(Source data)
════════
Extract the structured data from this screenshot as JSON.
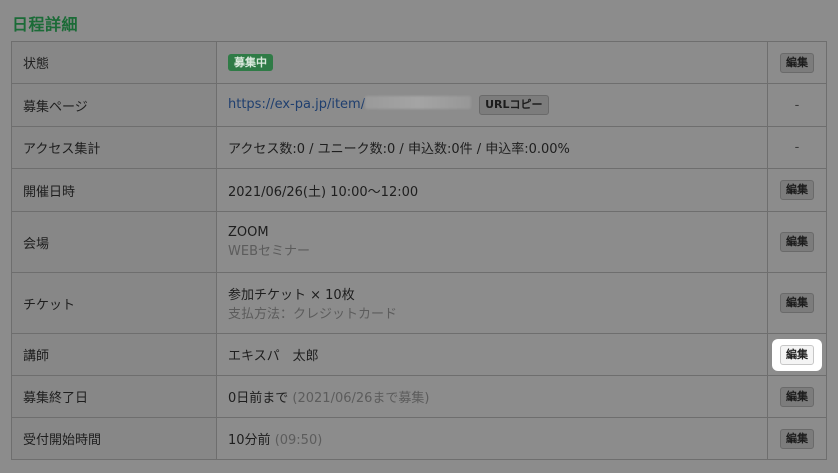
{
  "section_title": "日程詳細",
  "rows": [
    {
      "label": "状態",
      "badge": "募集中",
      "action": "編集"
    },
    {
      "label": "募集ページ",
      "url": "https://ex-pa.jp/item/",
      "copy_button": "URLコピー",
      "action": "-"
    },
    {
      "label": "アクセス集計",
      "value": "アクセス数:0 / ユニーク数:0 / 申込数:0件 / 申込率:0.00%",
      "action": "-"
    },
    {
      "label": "開催日時",
      "value": "2021/06/26(土) 10:00〜12:00",
      "action": "編集"
    },
    {
      "label": "会場",
      "value": "ZOOM",
      "sub": "WEBセミナー",
      "action": "編集"
    },
    {
      "label": "チケット",
      "value": "参加チケット × 10枚",
      "sub": "支払方法：クレジットカード",
      "action": "編集"
    },
    {
      "label": "講師",
      "value": "エキスパ　太郎",
      "action": "編集"
    },
    {
      "label": "募集終了日",
      "value": "0日前まで",
      "muted": "(2021/06/26まで募集)",
      "action": "編集"
    },
    {
      "label": "受付開始時間",
      "value": "10分前",
      "muted": "(09:50)",
      "action": "編集"
    }
  ]
}
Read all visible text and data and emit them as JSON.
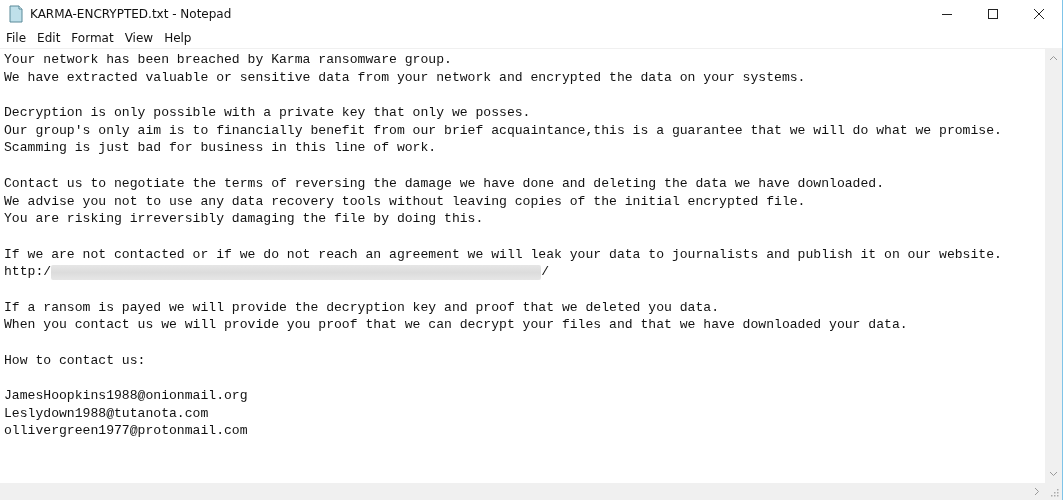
════════
_SHORT EXERCISE_
Copy out every line in the listing where the word "JSON" appears.

_EXERCISE OUTPUT_
Extract the structured data from this screenshot as JSON.
Read all visible text and data and emit them as JSON.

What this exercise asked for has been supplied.